> Challenge
In the entries below, locate the line with "Read out every word on this page.", then give again that line and all lines after it, exactly, with pictures omitted.

> Entries provided
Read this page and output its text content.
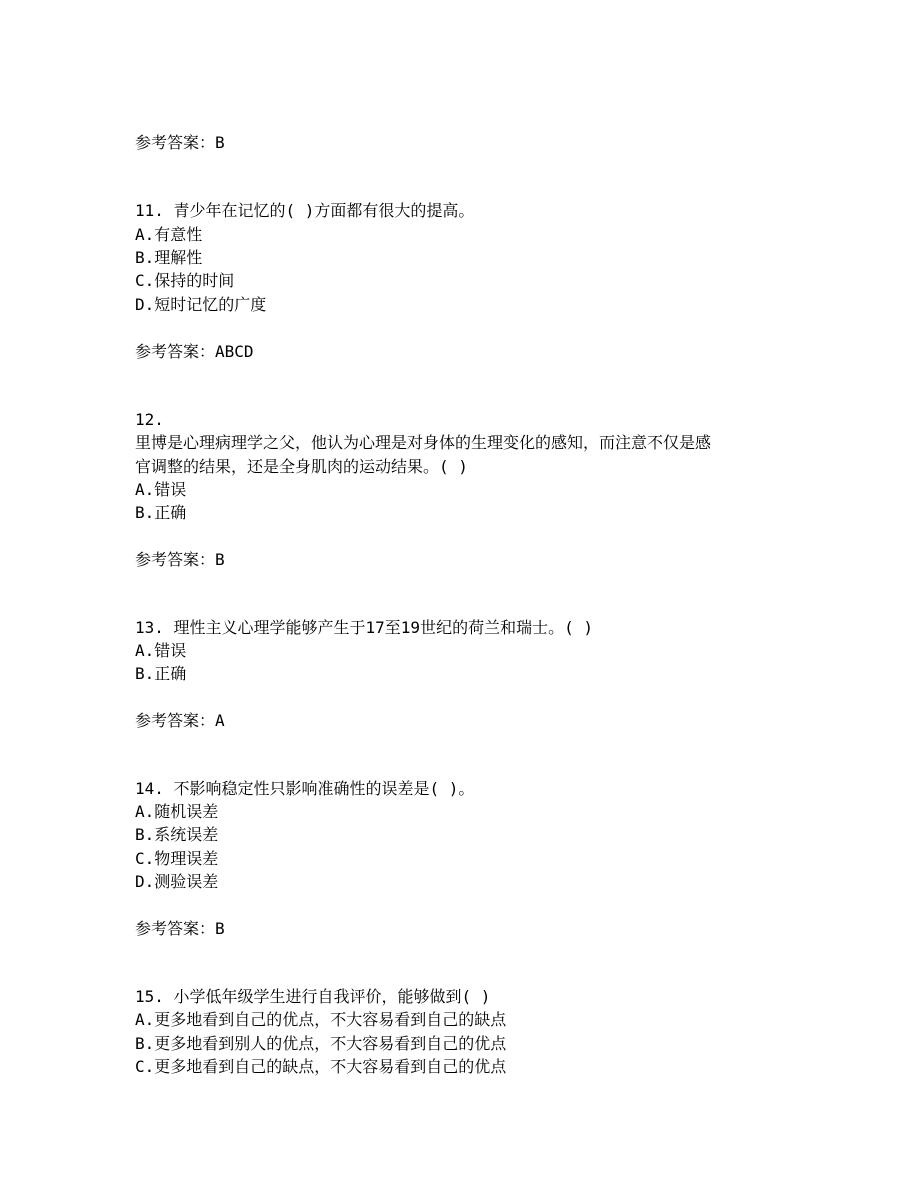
参考答案：B
11. 青少年在记忆的( )方面都有很大的提高。
A.有意性
B.理解性
C.保持的时间
D.短时记忆的广度
参考答案：ABCD
12.
里博是心理病理学之父，他认为心理是对身体的生理变化的感知，而注意不仅是感
官调整的结果，还是全身肌肉的运动结果。( )
A.错误
B.正确
参考答案：B
13. 理性主义心理学能够产生于17至19世纪的荷兰和瑞士。( )
A.错误
B.正确
参考答案：A
14. 不影响稳定性只影响准确性的误差是( )。
A.随机误差
B.系统误差
C.物理误差
D.测验误差
参考答案：B
15. 小学低年级学生进行自我评价，能够做到( )
A.更多地看到自己的优点，不大容易看到自己的缺点
B.更多地看到别人的优点，不大容易看到自己的优点
C.更多地看到自己的缺点，不大容易看到自己的优点
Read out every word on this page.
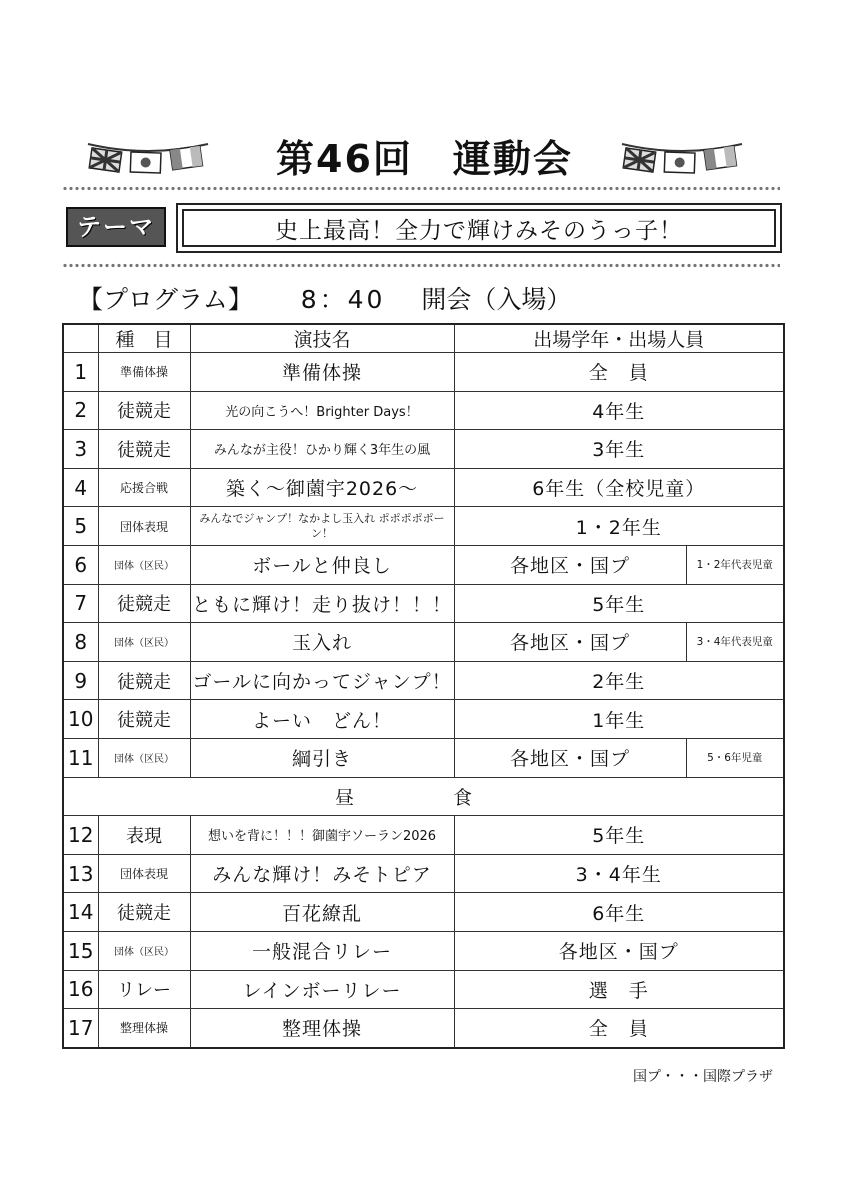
第46回　運動会
テーマ	史上最高！全力で輝けみそのうっ子！
【プログラム】 8：40 開会（入場）
	種　目	演技名	出場学年・出場人員	
1	準備体操	準備体操	全　員	
2	徒競走	光の向こうへ！Brighter Days！	4年生	
3	徒競走	みんなが主役！ひかり輝く3年生の風	3年生	
4	応援合戦	築く～御薗宇2026～	6年生（全校児童）	
5	団体表現	みんなでジャンプ！なかよし玉入れ ポポポポポーン！	1・2年生	
6	団体（区民）	ボールと仲良し	各地区・国プ	1・2年代表児童
7	徒競走	ともに輝け！走り抜け！！！	5年生	
8	団体（区民）	玉入れ	各地区・国プ	3・4年代表児童
9	徒競走	ゴールに向かってジャンプ！	2年生	
10	徒競走	よーい　どん！	1年生	
11	団体（区民）	綱引き	各地区・国プ	5・6年児童
昼　食				
12	表現	想いを背に！！！御薗宇ソーラン2026	5年生	
13	団体表現	みんな輝け！みそトピア	3・4年生	
14	徒競走	百花繚乱	6年生	
15	団体（区民）	一般混合リレー	各地区・国プ	
16	リレー	レインボーリレー	選　手	
17	整理体操	整理体操	全　員	
国プ・・・国際プラザ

> Expected output
Read out every word on this page.
第46回　運動会
テーマ	史上最高！全力で輝けみそのうっ子！
【プログラム】 8：40 開会（入場）
	種　目	演技名	出場学年・出場人員	
1	準備体操	準備体操	全　員	
2	徒競走	光の向こうへ！Brighter Days！	4年生	
3	徒競走	みんなが主役！ひかり輝く3年生の風	3年生	
4	応援合戦	築く～御薗宇2026～	6年生（全校児童）	
5	団体表現	みんなでジャンプ！なかよし玉入れ ポポポポポーン！	1・2年生	
6	団体（区民）	ボールと仲良し	各地区・国プ	1・2年代表児童
7	徒競走	ともに輝け！走り抜け！！！	5年生	
8	団体（区民）	玉入れ	各地区・国プ	3・4年代表児童
9	徒競走	ゴールに向かってジャンプ！	2年生	
10	徒競走	よーい　どん！	1年生	
11	団体（区民）	綱引き	各地区・国プ	5・6年児童
昼　食				
12	表現	想いを背に！！！御薗宇ソーラン2026	5年生	
13	団体表現	みんな輝け！みそトピア	3・4年生	
14	徒競走	百花繚乱	6年生	
15	団体（区民）	一般混合リレー	各地区・国プ	
16	リレー	レインボーリレー	選　手	
17	整理体操	整理体操	全　員	
国プ・・・国際プラザ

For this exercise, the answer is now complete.